SHORT PROBLEM:
Using the material below, work out how many lines contain the word "before". Reply with the number and nothing more.

SOURCE RECORDS:

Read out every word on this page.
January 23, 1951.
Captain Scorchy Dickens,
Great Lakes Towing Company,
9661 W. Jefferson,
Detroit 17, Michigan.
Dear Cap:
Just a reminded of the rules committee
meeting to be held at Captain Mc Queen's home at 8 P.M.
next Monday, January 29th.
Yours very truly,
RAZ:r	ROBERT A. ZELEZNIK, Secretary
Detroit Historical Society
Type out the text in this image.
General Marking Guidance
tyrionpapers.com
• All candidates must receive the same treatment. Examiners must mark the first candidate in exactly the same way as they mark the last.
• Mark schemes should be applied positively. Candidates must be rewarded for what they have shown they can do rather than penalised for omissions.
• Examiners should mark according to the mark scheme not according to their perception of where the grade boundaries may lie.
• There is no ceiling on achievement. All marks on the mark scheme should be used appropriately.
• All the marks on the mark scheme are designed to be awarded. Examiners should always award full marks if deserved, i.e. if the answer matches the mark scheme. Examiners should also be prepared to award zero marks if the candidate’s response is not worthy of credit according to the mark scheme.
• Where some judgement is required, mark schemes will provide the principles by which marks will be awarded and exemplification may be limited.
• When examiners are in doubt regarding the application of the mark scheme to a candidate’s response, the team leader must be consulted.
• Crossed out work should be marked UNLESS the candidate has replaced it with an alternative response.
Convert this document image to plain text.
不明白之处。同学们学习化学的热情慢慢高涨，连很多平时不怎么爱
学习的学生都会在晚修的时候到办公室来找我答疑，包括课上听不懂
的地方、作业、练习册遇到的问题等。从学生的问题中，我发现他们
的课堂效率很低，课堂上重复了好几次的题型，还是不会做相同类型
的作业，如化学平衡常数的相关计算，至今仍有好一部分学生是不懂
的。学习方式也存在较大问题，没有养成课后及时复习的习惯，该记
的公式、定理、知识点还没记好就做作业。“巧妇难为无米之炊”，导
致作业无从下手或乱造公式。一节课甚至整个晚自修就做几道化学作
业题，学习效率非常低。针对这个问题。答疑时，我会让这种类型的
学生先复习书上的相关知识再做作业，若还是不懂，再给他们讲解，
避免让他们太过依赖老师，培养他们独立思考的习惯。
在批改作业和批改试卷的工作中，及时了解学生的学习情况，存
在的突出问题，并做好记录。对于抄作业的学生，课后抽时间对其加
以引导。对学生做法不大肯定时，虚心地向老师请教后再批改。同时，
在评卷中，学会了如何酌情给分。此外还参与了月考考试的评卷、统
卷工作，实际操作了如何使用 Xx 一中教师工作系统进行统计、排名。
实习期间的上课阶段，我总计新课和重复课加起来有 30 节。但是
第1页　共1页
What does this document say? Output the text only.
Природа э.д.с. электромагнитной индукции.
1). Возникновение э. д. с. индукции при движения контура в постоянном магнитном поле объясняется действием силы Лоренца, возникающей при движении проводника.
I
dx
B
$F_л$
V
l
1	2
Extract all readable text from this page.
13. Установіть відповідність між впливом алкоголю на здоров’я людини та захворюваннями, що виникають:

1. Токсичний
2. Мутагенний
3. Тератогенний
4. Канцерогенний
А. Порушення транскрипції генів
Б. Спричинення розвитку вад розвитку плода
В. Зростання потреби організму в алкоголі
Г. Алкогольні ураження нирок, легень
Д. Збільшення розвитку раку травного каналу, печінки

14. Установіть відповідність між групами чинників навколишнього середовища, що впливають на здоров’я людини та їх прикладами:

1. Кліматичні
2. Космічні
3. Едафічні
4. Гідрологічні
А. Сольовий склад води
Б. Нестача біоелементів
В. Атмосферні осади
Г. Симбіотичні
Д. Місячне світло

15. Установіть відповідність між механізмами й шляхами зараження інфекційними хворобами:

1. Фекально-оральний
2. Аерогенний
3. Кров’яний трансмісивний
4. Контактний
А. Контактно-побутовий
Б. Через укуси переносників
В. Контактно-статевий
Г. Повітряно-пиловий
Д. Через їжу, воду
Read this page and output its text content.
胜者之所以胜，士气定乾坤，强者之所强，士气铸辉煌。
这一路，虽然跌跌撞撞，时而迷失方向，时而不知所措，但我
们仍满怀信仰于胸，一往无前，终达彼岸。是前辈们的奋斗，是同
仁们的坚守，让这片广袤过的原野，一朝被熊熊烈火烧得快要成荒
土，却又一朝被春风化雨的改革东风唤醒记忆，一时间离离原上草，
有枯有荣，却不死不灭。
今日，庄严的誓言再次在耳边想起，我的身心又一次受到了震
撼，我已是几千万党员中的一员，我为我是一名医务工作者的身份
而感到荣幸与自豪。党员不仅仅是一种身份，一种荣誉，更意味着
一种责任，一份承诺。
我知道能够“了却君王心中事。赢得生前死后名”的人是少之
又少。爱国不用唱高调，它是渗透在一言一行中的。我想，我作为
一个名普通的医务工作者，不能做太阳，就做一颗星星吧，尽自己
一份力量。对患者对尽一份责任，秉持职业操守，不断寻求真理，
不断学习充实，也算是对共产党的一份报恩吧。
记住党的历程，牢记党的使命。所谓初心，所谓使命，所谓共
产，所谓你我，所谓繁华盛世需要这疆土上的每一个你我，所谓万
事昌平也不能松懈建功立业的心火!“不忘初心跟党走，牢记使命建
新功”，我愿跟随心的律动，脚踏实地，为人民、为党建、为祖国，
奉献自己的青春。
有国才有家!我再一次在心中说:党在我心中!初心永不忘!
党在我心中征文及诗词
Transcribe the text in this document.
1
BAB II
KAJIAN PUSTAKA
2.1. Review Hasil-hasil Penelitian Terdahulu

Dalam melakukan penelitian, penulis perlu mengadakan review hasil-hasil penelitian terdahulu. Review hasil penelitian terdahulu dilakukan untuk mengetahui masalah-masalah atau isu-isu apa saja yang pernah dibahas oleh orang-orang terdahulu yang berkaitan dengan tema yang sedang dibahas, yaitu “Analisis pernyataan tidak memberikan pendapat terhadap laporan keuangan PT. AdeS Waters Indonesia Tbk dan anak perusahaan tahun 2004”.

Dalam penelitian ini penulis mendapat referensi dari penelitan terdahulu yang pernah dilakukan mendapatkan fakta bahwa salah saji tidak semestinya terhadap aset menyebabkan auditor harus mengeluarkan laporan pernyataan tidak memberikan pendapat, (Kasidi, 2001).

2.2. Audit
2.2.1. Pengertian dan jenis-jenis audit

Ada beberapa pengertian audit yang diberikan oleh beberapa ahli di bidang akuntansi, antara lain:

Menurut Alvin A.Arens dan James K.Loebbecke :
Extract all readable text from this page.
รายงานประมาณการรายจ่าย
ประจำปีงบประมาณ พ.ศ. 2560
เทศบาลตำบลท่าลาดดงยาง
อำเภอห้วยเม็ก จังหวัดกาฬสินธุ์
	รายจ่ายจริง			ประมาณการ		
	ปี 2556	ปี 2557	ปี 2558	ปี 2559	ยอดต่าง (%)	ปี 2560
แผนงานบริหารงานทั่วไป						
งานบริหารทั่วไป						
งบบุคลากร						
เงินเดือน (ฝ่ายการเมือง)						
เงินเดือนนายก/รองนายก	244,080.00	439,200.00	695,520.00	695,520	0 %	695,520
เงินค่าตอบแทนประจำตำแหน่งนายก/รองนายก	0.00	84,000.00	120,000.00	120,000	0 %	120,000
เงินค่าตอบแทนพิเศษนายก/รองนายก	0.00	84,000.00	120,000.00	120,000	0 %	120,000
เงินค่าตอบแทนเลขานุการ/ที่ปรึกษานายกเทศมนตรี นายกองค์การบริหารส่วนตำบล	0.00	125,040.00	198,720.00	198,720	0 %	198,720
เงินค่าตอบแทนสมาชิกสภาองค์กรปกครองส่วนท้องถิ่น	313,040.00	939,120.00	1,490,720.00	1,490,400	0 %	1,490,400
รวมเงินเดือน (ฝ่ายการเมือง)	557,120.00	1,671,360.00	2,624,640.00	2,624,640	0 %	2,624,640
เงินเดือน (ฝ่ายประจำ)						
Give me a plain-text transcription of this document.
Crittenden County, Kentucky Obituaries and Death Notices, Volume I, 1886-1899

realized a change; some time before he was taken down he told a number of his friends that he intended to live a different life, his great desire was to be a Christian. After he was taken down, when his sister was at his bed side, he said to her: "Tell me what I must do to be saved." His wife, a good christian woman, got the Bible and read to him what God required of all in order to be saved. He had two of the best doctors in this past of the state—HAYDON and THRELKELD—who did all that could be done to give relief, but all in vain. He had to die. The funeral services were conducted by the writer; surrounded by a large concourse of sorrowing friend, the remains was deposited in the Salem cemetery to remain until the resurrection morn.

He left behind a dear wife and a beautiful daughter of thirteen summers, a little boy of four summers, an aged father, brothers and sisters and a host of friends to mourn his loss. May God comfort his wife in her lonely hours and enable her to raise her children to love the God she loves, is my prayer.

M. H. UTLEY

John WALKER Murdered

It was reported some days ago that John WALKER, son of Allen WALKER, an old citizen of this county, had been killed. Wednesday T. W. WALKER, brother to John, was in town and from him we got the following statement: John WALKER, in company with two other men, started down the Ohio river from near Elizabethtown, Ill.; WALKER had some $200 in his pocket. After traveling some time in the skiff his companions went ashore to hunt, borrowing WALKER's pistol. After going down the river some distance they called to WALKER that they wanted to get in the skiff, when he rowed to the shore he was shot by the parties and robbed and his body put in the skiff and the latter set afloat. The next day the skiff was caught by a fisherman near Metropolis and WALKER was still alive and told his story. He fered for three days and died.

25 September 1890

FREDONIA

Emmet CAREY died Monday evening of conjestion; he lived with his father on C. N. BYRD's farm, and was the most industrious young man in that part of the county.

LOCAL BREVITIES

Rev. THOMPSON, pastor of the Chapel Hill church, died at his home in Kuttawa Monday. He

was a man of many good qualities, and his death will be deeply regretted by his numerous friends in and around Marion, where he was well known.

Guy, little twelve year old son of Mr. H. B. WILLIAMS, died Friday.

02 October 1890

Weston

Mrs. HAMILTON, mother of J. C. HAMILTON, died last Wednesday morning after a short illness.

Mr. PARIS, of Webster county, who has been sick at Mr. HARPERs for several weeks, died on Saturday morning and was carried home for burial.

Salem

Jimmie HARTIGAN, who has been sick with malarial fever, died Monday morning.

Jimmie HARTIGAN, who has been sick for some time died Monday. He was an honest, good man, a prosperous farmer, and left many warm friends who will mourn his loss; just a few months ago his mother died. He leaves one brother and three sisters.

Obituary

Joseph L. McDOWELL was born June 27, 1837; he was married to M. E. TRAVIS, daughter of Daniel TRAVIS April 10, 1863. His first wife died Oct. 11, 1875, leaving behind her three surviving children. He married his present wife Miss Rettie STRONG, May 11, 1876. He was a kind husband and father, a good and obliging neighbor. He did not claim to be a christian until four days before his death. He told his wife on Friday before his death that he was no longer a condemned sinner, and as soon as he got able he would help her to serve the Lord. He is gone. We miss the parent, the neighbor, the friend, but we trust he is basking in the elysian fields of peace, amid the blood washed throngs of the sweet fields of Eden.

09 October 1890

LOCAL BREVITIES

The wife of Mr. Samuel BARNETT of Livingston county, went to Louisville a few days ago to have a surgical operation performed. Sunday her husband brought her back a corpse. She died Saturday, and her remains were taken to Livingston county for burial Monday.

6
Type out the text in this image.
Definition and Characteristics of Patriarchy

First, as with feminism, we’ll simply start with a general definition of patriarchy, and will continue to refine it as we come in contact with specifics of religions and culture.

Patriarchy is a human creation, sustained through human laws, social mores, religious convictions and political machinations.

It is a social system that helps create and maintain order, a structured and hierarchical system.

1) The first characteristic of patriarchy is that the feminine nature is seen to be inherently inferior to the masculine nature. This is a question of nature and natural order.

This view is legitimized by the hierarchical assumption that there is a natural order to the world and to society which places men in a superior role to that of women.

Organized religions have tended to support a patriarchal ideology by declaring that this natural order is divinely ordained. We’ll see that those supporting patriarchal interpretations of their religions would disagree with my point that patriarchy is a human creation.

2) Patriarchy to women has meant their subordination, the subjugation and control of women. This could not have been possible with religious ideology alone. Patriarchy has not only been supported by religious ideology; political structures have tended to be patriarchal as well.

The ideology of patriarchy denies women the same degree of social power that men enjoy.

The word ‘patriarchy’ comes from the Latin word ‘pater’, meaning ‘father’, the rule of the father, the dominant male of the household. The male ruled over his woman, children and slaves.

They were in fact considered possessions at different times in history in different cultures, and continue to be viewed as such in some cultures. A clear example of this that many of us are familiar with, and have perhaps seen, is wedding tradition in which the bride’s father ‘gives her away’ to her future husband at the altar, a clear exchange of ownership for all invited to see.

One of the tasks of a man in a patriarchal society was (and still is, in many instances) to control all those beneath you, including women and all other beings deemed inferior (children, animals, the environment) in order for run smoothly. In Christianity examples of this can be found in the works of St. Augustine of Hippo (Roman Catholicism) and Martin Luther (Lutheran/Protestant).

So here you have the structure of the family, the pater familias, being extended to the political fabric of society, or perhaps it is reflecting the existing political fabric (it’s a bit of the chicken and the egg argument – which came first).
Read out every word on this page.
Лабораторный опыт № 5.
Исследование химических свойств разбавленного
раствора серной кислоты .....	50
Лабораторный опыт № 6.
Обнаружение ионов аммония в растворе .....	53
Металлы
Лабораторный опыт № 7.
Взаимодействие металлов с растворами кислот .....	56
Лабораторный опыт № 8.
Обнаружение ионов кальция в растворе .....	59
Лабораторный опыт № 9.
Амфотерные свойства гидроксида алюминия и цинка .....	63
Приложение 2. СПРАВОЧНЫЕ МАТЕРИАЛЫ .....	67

ANSWER TO THE TASK:
2